• What the task requires
Each entry below should be echoed exactly, with pictures omitted.

Figure record listings
------------------------------------------------------------
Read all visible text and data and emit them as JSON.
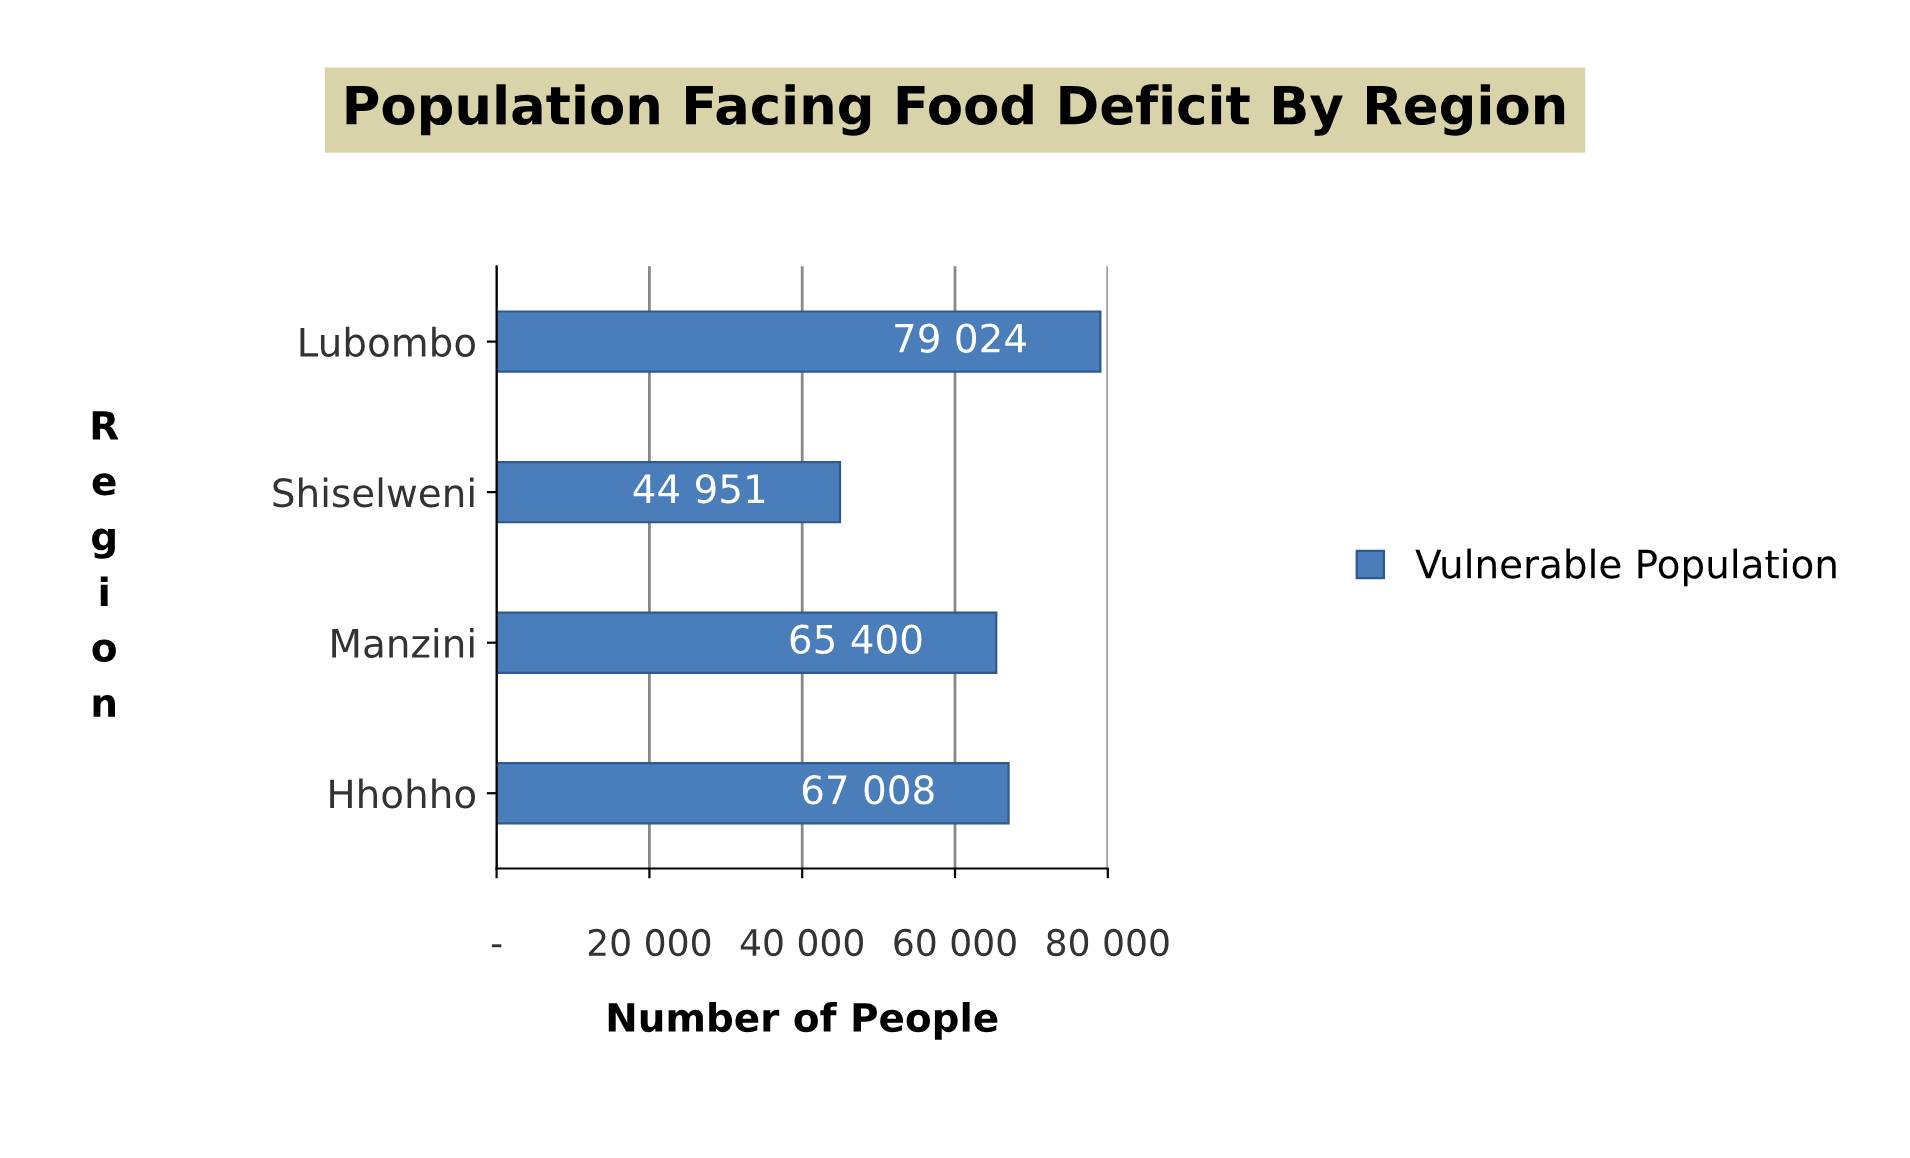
{
  "chart_data": {
    "type": "bar",
    "orientation": "horizontal",
    "title": "Population Facing Food Deficit By Region",
    "xlabel": "Number of People",
    "ylabel": "Region",
    "categories": [
      "Lubombo",
      "Shiselweni",
      "Manzini",
      "Hhohho"
    ],
    "series": [
      {
        "name": "Vulnerable Population",
        "color": "#4a7ebb",
        "values": [
          79024,
          44951,
          65400,
          67008
        ],
        "value_labels": [
          "79 024",
          "44 951",
          "65 400",
          "67 008"
        ]
      }
    ],
    "xlim": [
      0,
      80000
    ],
    "xticks": [
      {
        "value": 0,
        "label": "-"
      },
      {
        "value": 20000,
        "label": "20 000"
      },
      {
        "value": 40000,
        "label": "40 000"
      },
      {
        "value": 60000,
        "label": "60 000"
      },
      {
        "value": 80000,
        "label": "80 000"
      }
    ],
    "grid": "x",
    "legend": "right"
  }
}
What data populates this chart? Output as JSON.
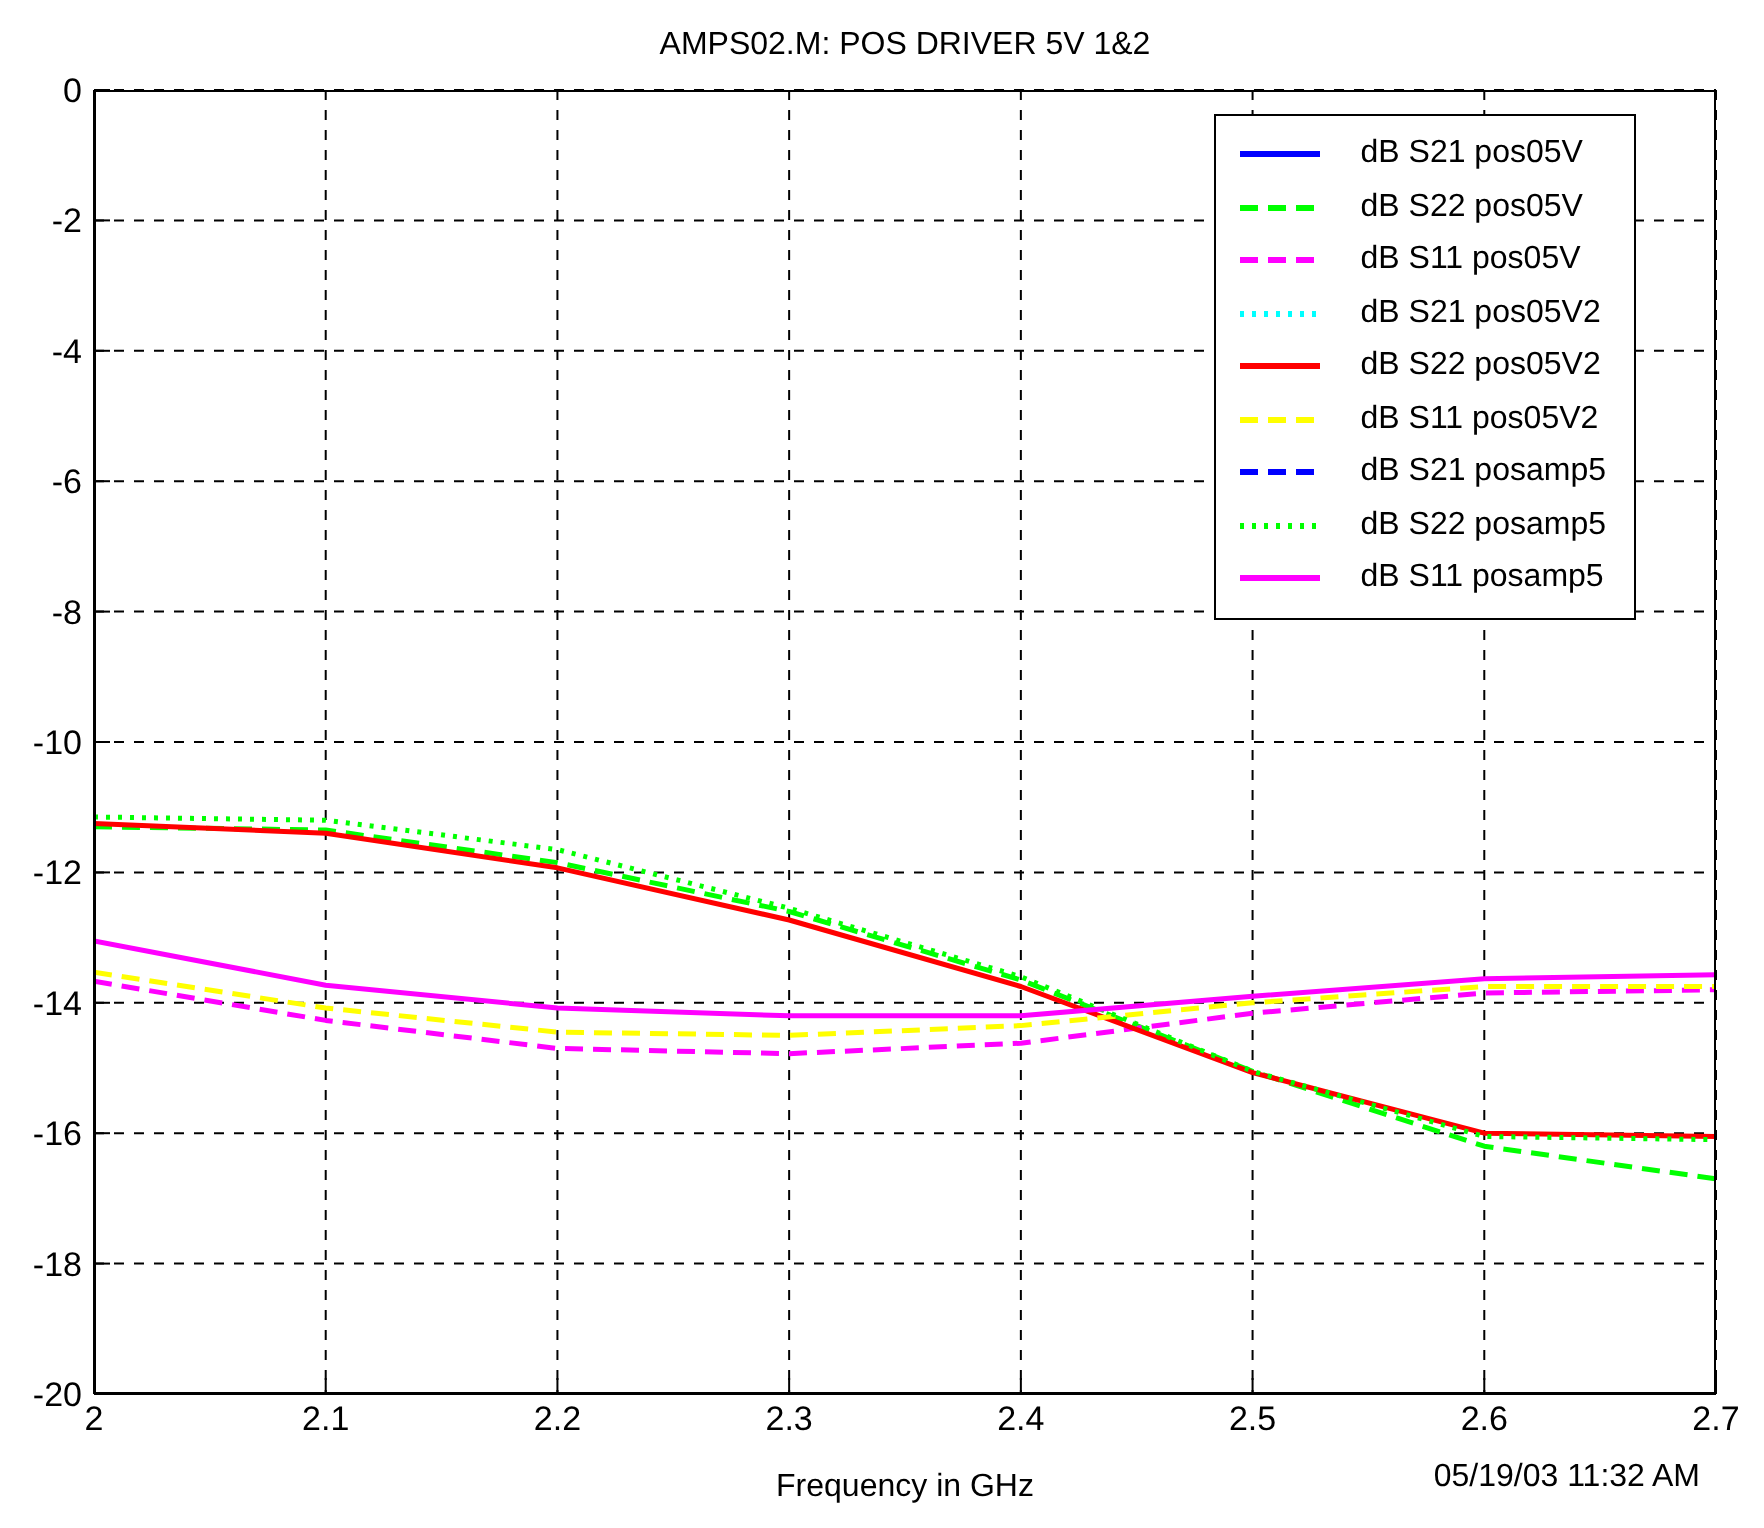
{
  "chart_data": {
    "type": "line",
    "title": "AMPS02.M:  POS DRIVER 5V 1&2",
    "xlabel": "Frequency in GHz",
    "annotations": [
      "05/19/03 11:32 AM"
    ],
    "x": [
      2,
      2.1,
      2.2,
      2.3,
      2.4,
      2.5,
      2.6,
      2.7
    ],
    "xlim": [
      2,
      2.7
    ],
    "xticks": [
      2,
      2.1,
      2.2,
      2.3,
      2.4,
      2.5,
      2.6,
      2.7
    ],
    "ylim": [
      -20,
      0
    ],
    "yticks": [
      -20,
      -18,
      -16,
      -14,
      -12,
      -10,
      -8,
      -6,
      -4,
      -2,
      0
    ],
    "grid": true,
    "legend": "top right",
    "marker": "none",
    "series": [
      {
        "name": "dB S21 pos05V",
        "color": "#0000ff",
        "line_style": "solid",
        "values": [
          null,
          null,
          null,
          null,
          null,
          null,
          null,
          null
        ]
      },
      {
        "name": "dB S22 pos05V",
        "color": "#00ff00",
        "line_style": "dashed",
        "values": [
          -11.3,
          -11.35,
          -11.85,
          -12.6,
          -13.65,
          -15.05,
          -16.2,
          -16.7
        ]
      },
      {
        "name": "dB S11 pos05V",
        "color": "#ff00ff",
        "line_style": "dashed",
        "values": [
          -13.67,
          -14.27,
          -14.7,
          -14.78,
          -14.62,
          -14.16,
          -13.85,
          -13.8
        ]
      },
      {
        "name": "dB S21 pos05V2",
        "color": "#00ffff",
        "line_style": "dotted",
        "values": [
          null,
          null,
          null,
          null,
          null,
          null,
          null,
          null
        ]
      },
      {
        "name": "dB S22 pos05V2",
        "color": "#ff0000",
        "line_style": "solid",
        "values": [
          -11.25,
          -11.4,
          -11.93,
          -12.73,
          -13.75,
          -15.07,
          -16.0,
          -16.05
        ]
      },
      {
        "name": "dB S11 pos05V2",
        "color": "#ffff00",
        "line_style": "dashed",
        "values": [
          -13.53,
          -14.08,
          -14.45,
          -14.5,
          -14.35,
          -14.0,
          -13.75,
          -13.75
        ]
      },
      {
        "name": "dB S21 posamp5",
        "color": "#0000ff",
        "line_style": "dashed",
        "values": [
          null,
          null,
          null,
          null,
          null,
          null,
          null,
          null
        ]
      },
      {
        "name": "dB S22 posamp5",
        "color": "#00ff00",
        "line_style": "dotted",
        "values": [
          -11.15,
          -11.2,
          -11.65,
          -12.55,
          -13.6,
          -15.05,
          -16.05,
          -16.1
        ]
      },
      {
        "name": "dB S11 posamp5",
        "color": "#ff00ff",
        "line_style": "solid",
        "values": [
          -13.05,
          -13.73,
          -14.08,
          -14.2,
          -14.2,
          -13.9,
          -13.63,
          -13.57
        ]
      }
    ]
  }
}
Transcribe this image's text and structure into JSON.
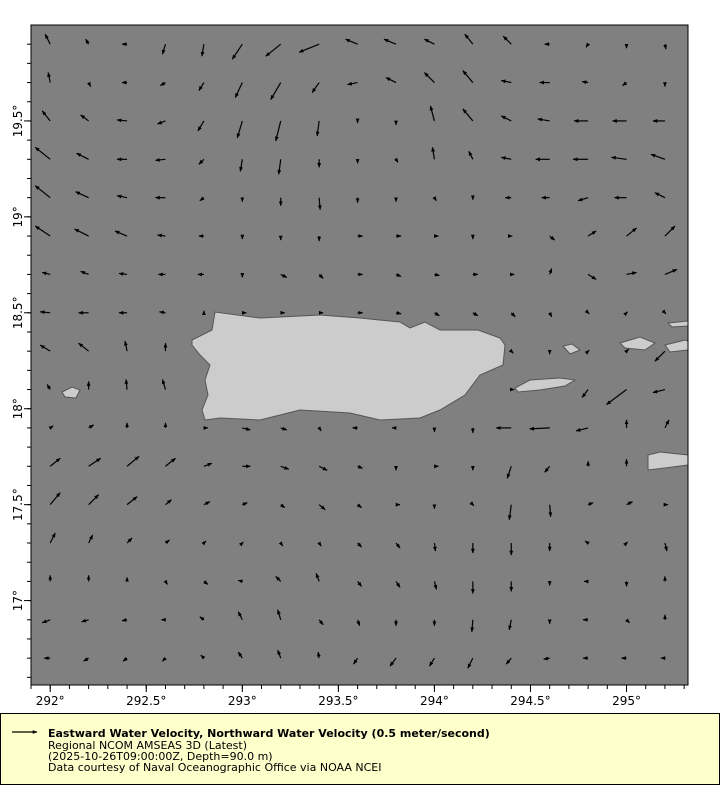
------------------------------------------------------------
• Task solution
Read all visible text and data and emit them as JSON.
{
  "chart_data": {
    "type": "bar",
    "orientation": "horizontal",
    "title": "Population Facing Food Deficit By Region",
    "xlabel": "Number of People",
    "ylabel": "Region",
    "categories": [
      "Lubombo",
      "Shiselweni",
      "Manzini",
      "Hhohho"
    ],
    "series": [
      {
        "name": "Vulnerable Population",
        "color": "#4a7ebb",
        "values": [
          79024,
          44951,
          65400,
          67008
        ],
        "value_labels": [
          "79 024",
          "44 951",
          "65 400",
          "67 008"
        ]
      }
    ],
    "xlim": [
      0,
      80000
    ],
    "xticks": [
      {
        "value": 0,
        "label": "-"
      },
      {
        "value": 20000,
        "label": "20 000"
      },
      {
        "value": 40000,
        "label": "40 000"
      },
      {
        "value": 60000,
        "label": "60 000"
      },
      {
        "value": 80000,
        "label": "80 000"
      }
    ],
    "grid": "x",
    "legend": "right"
  }
}
What data populates this chart? Output as JSON.
{
  "chart_data": {
    "type": "line",
    "title": "AMPS02.M:  POS DRIVER 5V 1&2",
    "xlabel": "Frequency in GHz",
    "annotations": [
      "05/19/03 11:32 AM"
    ],
    "x": [
      2,
      2.1,
      2.2,
      2.3,
      2.4,
      2.5,
      2.6,
      2.7
    ],
    "xlim": [
      2,
      2.7
    ],
    "xticks": [
      2,
      2.1,
      2.2,
      2.3,
      2.4,
      2.5,
      2.6,
      2.7
    ],
    "ylim": [
      -20,
      0
    ],
    "yticks": [
      -20,
      -18,
      -16,
      -14,
      -12,
      -10,
      -8,
      -6,
      -4,
      -2,
      0
    ],
    "grid": true,
    "legend": "top right",
    "marker": "none",
    "series": [
      {
        "name": "dB S21 pos05V",
        "color": "#0000ff",
        "line_style": "solid",
        "values": [
          null,
          null,
          null,
          null,
          null,
          null,
          null,
          null
        ]
      },
      {
        "name": "dB S22 pos05V",
        "color": "#00ff00",
        "line_style": "dashed",
        "values": [
          -11.3,
          -11.35,
          -11.85,
          -12.6,
          -13.65,
          -15.05,
          -16.2,
          -16.7
        ]
      },
      {
        "name": "dB S11 pos05V",
        "color": "#ff00ff",
        "line_style": "dashed",
        "values": [
          -13.67,
          -14.27,
          -14.7,
          -14.78,
          -14.62,
          -14.16,
          -13.85,
          -13.8
        ]
      },
      {
        "name": "dB S21 pos05V2",
        "color": "#00ffff",
        "line_style": "dotted",
        "values": [
          null,
          null,
          null,
          null,
          null,
          null,
          null,
          null
        ]
      },
      {
        "name": "dB S22 pos05V2",
        "color": "#ff0000",
        "line_style": "solid",
        "values": [
          -11.25,
          -11.4,
          -11.93,
          -12.73,
          -13.75,
          -15.07,
          -16.0,
          -16.05
        ]
      },
      {
        "name": "dB S11 pos05V2",
        "color": "#ffff00",
        "line_style": "dashed",
        "values": [
          -13.53,
          -14.08,
          -14.45,
          -14.5,
          -14.35,
          -14.0,
          -13.75,
          -13.75
        ]
      },
      {
        "name": "dB S21 posamp5",
        "color": "#0000ff",
        "line_style": "dashed",
        "values": [
          null,
          null,
          null,
          null,
          null,
          null,
          null,
          null
        ]
      },
      {
        "name": "dB S22 posamp5",
        "color": "#00ff00",
        "line_style": "dotted",
        "values": [
          -11.15,
          -11.2,
          -11.65,
          -12.55,
          -13.6,
          -15.05,
          -16.05,
          -16.1
        ]
      },
      {
        "name": "dB S11 posamp5",
        "color": "#ff00ff",
        "line_style": "solid",
        "values": [
          -13.05,
          -13.73,
          -14.08,
          -14.2,
          -14.2,
          -13.9,
          -13.63,
          -13.57
        ]
      }
    ]
  }
}
Transcribe this image's text and structure into JSON.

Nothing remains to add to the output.